In all my years of playing games, I don’t think I’ve ever found a more deserving example of the 5/10 score than F.E.A.R. 2. It’s totally solid, yet completely predictable.
F.E.A.R. 2 includes pretty much every single FPS cliché of the last few years — turret levels, ventilation shafts, tedious turn-off-the-gas-valve-to-proceed puzzles — yet these remain tolerable, due almost solely to the strength of the central gunfighting mechanics. The enemy AI is even better than in the first F.E.A.R., the weapons feel responsive and brutal (though I still can’t comprehend why Monolith got rid of the akimbo pistols), and the environments tear apart rather nicely in the heat of protracted gun battles. It may not sound that impressive when I say that enemies will team up, throw grenades, create cover and flank you at every opportunity, but the impressive baddie AI alone still kept me at least marginally interested for most of the game’s eight-hour campaign.
There is only one area in which F.E.A.R. 2 unquestionably fails (hint: it’s in the title). The “gunfight, scary sequence, gunfight, scary sequence” structure is back from the first game, but it’s just hard to care anymore. Alma wasn’t terribly frightening to begin with, and the cheap scares that were occasionally effective from the first game now feel old and expected. It’s worth mentioning, though, that few of the scare sequences are visually striking and damn near gorgeous (actually reminding me of Flower, believe it or not). So, they’ve got that going for them.

▶ **Request A**:
In the records, render the lines starting with the one containing "2, 946, 20]" and going on through the one containing "81, 1609, 92]" as a numbered list, leaving out any blank lines.

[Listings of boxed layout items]
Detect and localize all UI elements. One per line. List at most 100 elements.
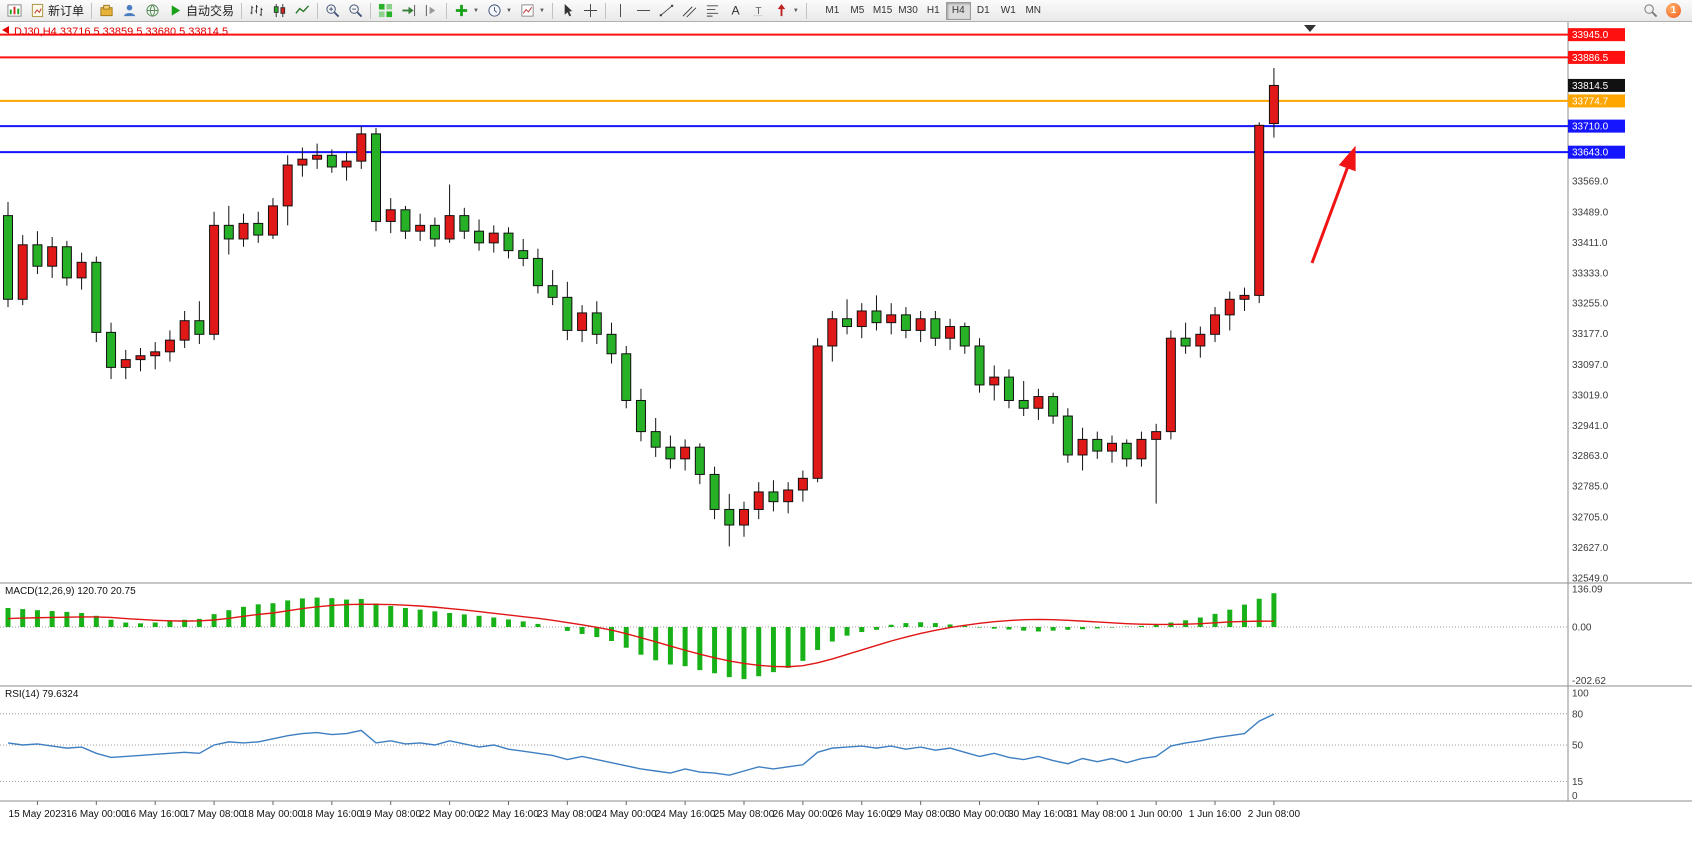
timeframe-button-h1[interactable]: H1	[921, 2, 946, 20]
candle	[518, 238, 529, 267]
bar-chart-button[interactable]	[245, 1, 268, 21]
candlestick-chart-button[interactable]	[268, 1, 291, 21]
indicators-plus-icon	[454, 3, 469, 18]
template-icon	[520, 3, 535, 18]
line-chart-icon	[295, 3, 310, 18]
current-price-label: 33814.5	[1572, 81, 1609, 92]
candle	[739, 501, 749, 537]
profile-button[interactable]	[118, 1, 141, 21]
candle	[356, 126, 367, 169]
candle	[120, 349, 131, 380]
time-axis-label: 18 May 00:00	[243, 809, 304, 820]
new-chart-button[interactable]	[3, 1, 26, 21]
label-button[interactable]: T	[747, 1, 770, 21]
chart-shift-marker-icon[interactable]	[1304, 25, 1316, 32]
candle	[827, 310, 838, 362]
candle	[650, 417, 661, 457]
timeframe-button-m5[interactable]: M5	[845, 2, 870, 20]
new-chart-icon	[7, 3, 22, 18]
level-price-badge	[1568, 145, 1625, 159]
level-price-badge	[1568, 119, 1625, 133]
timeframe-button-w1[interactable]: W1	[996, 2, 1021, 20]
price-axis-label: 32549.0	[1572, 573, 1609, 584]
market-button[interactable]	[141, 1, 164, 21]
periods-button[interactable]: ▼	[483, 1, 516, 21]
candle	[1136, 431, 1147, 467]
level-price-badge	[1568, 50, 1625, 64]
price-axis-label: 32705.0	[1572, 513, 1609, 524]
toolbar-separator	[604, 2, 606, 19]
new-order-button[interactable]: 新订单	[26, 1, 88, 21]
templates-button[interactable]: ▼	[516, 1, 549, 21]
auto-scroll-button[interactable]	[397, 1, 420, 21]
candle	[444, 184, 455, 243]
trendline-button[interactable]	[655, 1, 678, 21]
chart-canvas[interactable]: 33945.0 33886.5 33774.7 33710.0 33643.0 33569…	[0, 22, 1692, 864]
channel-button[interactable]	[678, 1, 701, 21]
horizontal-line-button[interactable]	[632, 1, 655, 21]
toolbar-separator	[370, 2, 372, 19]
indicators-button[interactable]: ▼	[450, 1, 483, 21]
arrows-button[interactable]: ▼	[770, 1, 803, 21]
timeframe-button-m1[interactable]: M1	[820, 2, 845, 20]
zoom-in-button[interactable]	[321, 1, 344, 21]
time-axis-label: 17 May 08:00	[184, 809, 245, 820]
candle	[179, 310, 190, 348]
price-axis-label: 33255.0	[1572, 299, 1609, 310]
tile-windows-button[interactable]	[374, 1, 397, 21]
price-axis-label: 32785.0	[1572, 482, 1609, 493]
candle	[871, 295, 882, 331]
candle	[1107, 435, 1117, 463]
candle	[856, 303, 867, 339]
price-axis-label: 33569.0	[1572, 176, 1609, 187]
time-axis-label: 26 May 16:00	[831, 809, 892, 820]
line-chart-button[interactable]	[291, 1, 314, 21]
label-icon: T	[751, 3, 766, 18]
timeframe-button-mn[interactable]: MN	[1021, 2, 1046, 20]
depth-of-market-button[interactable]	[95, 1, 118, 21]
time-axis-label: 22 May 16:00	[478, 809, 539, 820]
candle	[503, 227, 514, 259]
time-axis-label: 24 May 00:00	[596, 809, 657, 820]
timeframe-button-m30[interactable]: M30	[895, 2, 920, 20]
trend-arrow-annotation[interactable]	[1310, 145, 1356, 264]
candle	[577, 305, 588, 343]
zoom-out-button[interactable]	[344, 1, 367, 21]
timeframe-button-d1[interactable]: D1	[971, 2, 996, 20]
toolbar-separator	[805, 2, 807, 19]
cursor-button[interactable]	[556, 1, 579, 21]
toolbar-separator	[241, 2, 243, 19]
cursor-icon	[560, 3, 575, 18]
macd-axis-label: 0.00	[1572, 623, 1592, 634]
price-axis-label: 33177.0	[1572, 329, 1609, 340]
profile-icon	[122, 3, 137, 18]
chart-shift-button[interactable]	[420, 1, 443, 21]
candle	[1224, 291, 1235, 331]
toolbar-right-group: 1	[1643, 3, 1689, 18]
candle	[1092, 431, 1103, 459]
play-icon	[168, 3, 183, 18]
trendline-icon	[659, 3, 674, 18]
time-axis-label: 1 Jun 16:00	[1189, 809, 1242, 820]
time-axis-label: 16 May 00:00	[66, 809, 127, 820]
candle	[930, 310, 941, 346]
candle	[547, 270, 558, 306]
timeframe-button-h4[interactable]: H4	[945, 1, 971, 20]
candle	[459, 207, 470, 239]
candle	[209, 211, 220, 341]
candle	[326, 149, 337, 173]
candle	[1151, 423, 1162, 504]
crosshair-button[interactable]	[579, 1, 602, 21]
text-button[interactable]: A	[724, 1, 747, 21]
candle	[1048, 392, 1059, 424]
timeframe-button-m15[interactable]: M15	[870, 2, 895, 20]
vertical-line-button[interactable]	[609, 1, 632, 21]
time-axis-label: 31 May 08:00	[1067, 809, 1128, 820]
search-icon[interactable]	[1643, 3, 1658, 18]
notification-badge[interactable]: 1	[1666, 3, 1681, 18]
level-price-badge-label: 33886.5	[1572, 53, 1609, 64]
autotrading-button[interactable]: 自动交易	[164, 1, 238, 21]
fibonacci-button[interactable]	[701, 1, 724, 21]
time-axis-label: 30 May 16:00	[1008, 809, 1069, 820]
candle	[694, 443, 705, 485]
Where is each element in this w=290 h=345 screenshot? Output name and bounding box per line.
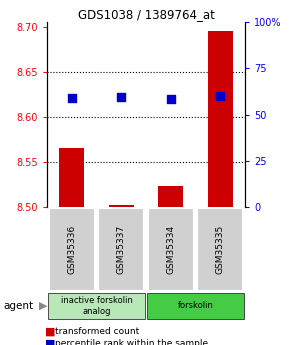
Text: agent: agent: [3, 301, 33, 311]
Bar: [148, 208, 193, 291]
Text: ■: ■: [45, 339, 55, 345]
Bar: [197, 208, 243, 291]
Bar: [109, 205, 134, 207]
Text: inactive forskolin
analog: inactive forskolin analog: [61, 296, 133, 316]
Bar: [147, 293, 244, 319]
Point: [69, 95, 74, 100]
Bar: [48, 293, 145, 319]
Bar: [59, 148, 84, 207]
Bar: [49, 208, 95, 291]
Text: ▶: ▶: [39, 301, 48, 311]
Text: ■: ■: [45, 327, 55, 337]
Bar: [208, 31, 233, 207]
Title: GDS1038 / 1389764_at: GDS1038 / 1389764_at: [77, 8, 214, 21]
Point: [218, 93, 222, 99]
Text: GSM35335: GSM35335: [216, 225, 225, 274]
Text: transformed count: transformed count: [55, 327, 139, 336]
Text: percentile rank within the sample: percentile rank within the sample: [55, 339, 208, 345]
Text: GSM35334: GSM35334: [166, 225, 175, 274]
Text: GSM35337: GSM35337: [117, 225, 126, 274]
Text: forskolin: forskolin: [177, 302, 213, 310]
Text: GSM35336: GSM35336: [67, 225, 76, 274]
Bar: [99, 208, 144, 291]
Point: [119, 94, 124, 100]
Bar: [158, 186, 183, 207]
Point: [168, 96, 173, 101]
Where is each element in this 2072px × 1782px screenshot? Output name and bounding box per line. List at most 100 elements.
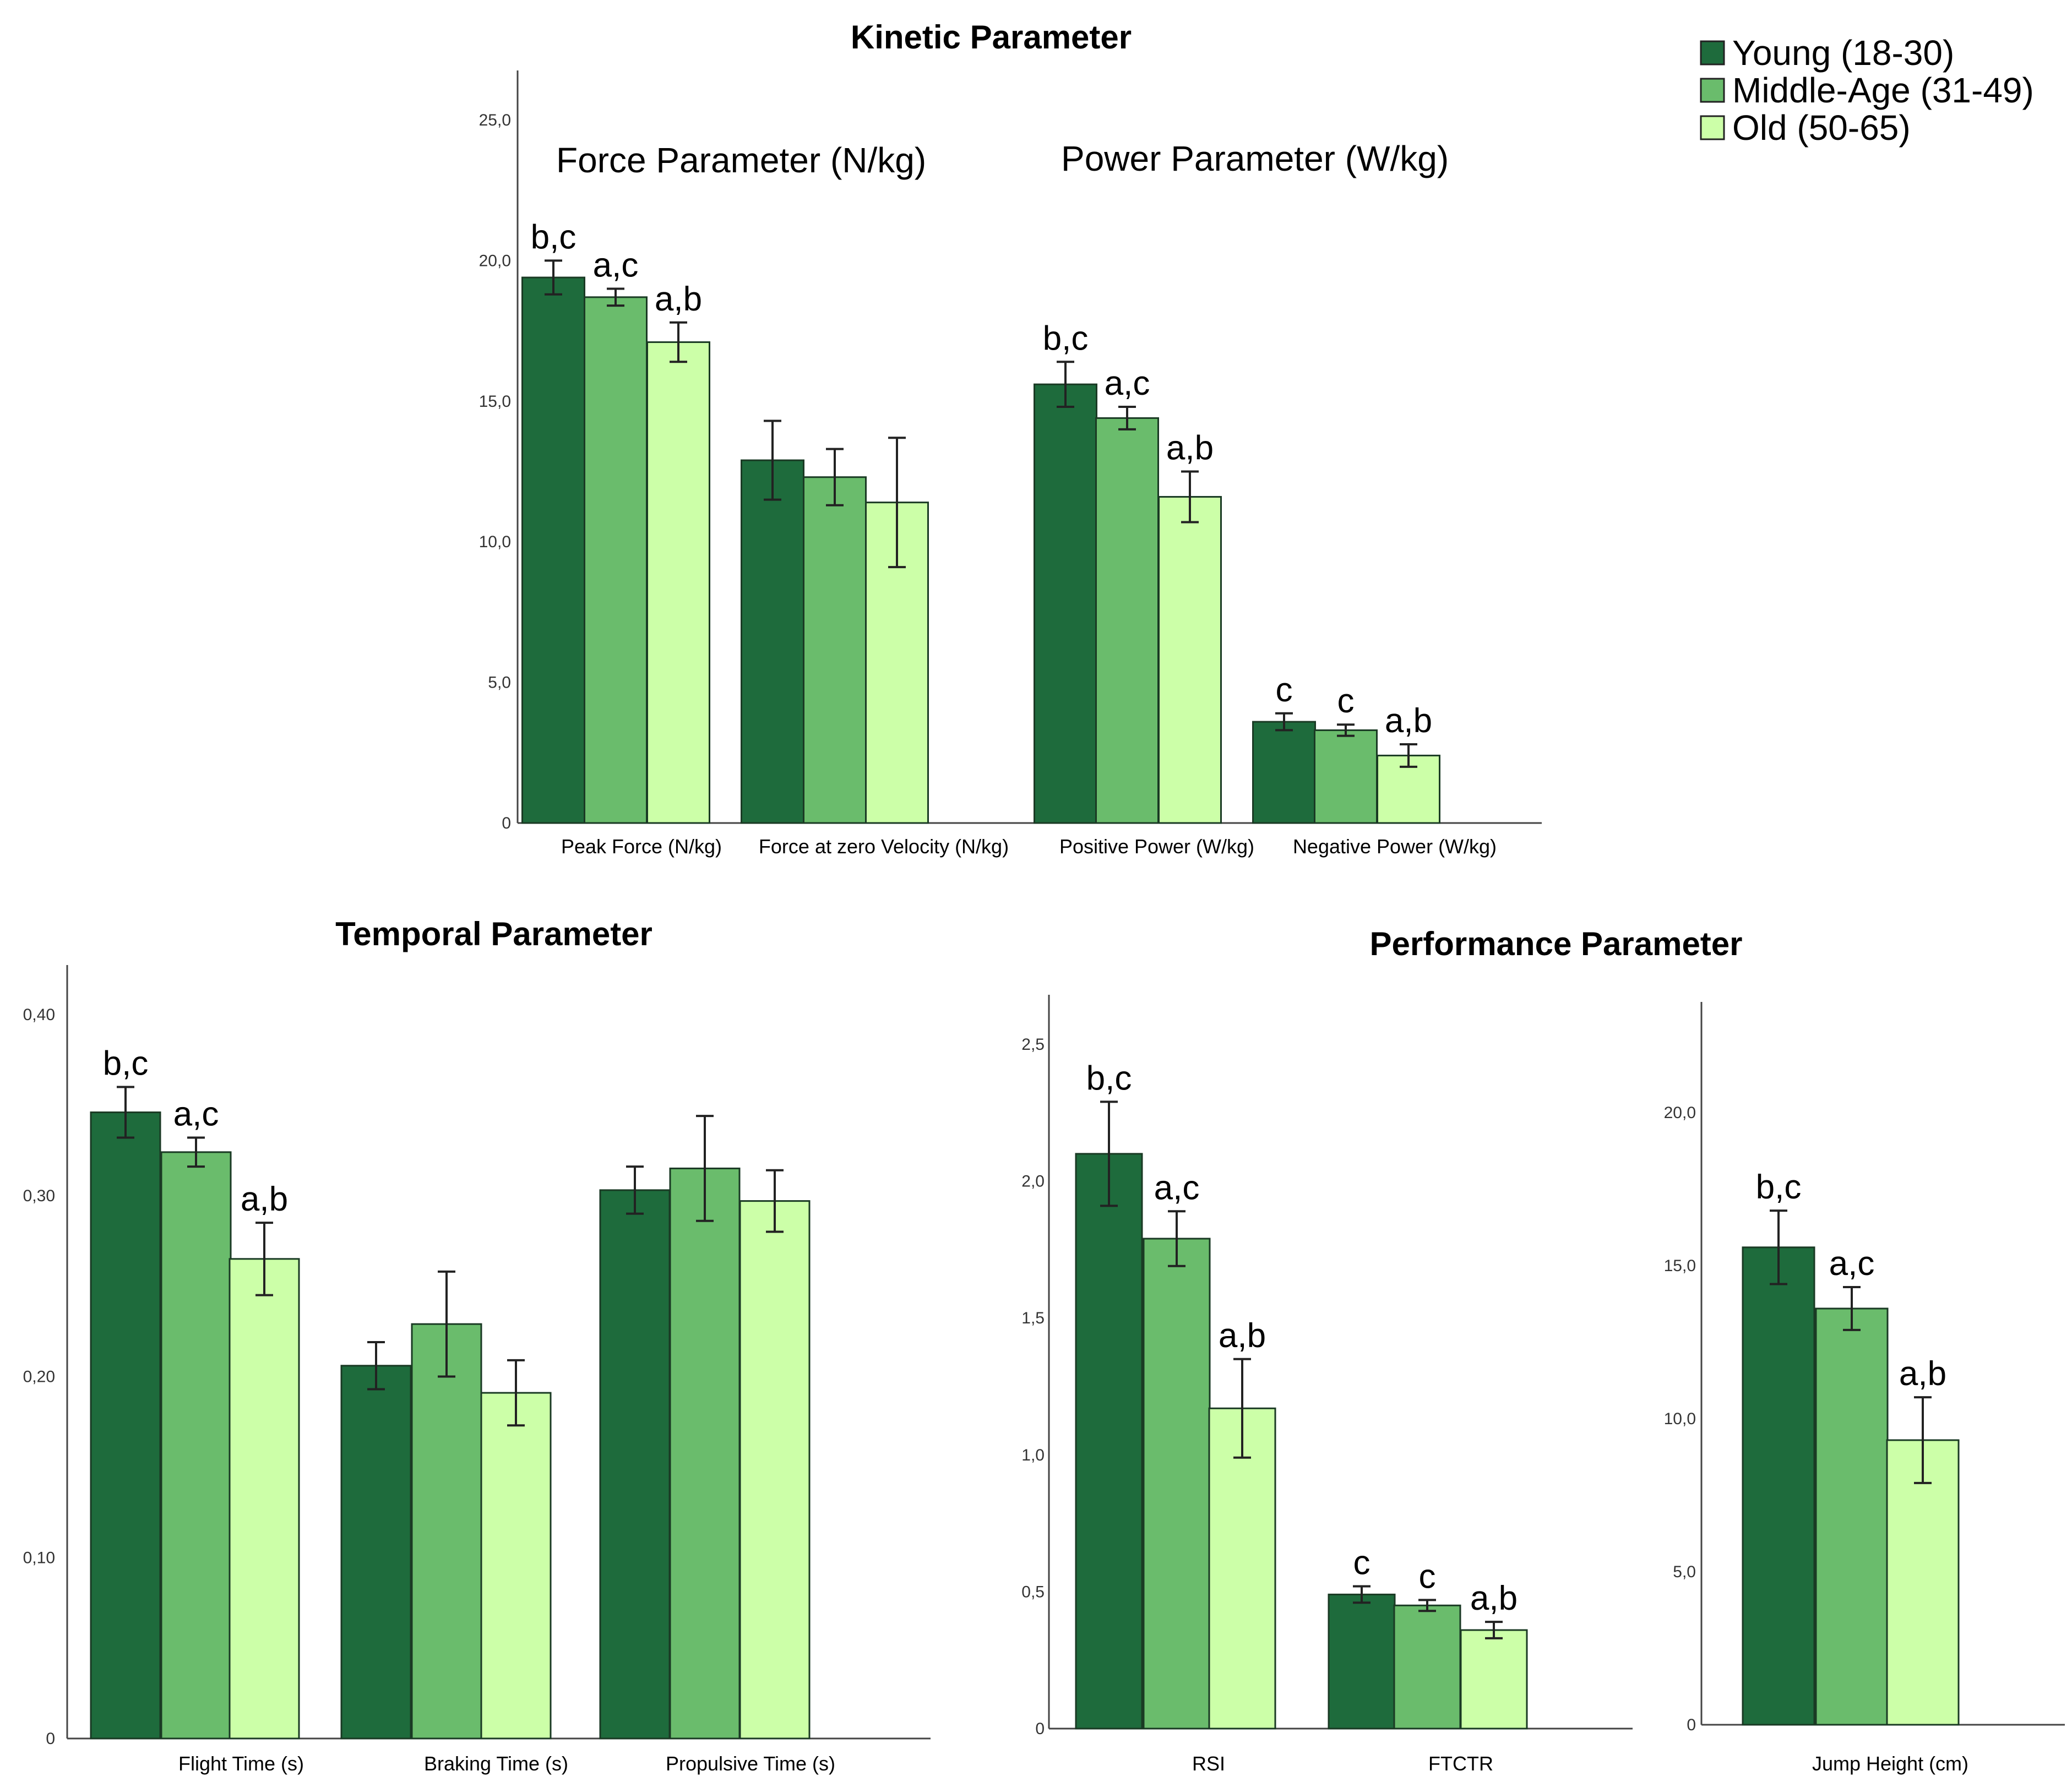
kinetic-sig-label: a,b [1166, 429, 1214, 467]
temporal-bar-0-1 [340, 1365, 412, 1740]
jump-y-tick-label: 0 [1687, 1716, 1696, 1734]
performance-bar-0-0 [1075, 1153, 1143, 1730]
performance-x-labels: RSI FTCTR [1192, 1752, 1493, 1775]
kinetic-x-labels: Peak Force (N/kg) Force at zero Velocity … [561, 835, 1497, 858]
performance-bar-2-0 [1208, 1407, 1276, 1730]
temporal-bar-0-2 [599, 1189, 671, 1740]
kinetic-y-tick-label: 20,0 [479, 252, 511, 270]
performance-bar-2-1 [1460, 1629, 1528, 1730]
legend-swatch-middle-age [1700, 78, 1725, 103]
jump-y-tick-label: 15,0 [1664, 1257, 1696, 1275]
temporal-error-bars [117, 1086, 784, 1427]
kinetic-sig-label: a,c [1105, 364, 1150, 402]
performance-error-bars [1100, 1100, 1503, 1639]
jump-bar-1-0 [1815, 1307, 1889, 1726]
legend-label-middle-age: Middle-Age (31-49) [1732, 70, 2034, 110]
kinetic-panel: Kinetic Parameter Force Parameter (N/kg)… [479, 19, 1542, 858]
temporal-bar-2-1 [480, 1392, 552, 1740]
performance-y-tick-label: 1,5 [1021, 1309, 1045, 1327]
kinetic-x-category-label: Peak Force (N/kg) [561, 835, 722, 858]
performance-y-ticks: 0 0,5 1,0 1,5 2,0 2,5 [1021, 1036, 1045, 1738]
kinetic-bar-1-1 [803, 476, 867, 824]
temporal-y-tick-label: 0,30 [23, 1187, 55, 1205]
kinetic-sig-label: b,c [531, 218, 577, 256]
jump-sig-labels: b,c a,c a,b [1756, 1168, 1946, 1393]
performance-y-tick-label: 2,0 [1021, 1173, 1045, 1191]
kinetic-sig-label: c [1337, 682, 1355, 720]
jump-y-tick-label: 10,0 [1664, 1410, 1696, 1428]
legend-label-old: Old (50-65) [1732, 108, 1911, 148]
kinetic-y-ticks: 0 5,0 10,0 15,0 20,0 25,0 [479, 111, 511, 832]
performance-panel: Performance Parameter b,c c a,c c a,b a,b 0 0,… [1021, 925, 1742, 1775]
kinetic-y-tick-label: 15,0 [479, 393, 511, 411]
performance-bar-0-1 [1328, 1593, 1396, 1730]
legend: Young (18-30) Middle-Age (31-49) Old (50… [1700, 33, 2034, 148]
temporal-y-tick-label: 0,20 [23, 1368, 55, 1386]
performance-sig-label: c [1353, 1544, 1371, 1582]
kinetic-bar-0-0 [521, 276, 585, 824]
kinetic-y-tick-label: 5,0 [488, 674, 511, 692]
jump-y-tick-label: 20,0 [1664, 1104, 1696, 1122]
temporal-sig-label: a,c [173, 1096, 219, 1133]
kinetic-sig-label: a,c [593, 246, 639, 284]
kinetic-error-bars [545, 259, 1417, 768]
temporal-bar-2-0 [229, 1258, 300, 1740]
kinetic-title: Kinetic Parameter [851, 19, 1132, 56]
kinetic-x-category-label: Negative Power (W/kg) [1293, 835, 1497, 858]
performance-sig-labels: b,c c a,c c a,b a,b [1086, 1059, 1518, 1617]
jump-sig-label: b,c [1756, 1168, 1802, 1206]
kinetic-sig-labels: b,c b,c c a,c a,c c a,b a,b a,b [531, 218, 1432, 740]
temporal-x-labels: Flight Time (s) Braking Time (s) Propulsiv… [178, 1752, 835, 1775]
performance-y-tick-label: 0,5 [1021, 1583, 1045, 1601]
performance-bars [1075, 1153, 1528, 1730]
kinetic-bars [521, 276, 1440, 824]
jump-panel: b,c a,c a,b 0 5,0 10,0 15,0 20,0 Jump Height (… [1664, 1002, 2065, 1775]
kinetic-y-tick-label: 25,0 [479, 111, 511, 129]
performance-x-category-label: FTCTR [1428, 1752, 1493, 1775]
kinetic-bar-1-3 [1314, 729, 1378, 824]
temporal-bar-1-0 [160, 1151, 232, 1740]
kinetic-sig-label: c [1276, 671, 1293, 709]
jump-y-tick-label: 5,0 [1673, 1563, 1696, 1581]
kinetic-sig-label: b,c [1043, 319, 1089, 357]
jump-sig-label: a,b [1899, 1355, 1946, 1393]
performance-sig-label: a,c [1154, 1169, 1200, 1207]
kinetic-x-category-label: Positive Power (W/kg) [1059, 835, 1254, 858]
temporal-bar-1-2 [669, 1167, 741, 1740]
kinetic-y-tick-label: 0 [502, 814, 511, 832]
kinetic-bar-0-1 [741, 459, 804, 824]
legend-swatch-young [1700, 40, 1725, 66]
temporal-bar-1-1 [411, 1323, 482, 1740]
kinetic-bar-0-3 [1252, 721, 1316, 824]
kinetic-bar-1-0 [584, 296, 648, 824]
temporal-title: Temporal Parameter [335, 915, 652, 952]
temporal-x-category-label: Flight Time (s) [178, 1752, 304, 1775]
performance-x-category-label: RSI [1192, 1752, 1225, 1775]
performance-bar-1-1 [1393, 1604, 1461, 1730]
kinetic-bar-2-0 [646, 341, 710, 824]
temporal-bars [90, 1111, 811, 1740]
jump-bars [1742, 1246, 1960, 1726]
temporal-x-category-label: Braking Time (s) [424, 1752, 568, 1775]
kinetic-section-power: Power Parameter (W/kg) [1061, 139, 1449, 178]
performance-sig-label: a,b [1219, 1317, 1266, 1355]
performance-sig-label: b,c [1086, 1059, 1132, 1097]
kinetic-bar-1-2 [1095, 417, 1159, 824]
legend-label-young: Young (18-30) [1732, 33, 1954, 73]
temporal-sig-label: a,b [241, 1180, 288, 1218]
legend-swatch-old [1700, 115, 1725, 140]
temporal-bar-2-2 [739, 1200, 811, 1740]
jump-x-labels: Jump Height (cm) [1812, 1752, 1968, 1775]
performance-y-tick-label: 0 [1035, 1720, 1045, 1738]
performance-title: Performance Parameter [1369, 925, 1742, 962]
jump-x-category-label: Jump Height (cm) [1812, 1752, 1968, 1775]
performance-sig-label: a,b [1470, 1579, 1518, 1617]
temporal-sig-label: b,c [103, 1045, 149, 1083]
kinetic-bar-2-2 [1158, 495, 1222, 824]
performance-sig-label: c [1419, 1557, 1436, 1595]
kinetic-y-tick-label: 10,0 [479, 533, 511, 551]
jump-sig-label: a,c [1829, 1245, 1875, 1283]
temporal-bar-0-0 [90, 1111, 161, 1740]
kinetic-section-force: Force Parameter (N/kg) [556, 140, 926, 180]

▶ **Request B**:
According to the F.E.A.R. 2 review, how long is the game's campaign?

▶ **Full response A**:
1. timeframe-button-h1[interactable]: H1	[921, 2, 946, 20]
2. candle	[518, 238, 529, 267]
3. bar-chart-button[interactable]	[245, 1, 268, 21]
4. candlestick-chart-button[interactable]	[268, 1, 291, 21]
5. indicators-plus-icon	[454, 3, 469, 18]
6. template-icon	[520, 3, 535, 18]
7. line-chart-icon	[295, 3, 310, 18]
8. current-price-label: 33814.5	[1572, 81, 1609, 92]

▶ **Full response B**:
Eight hours.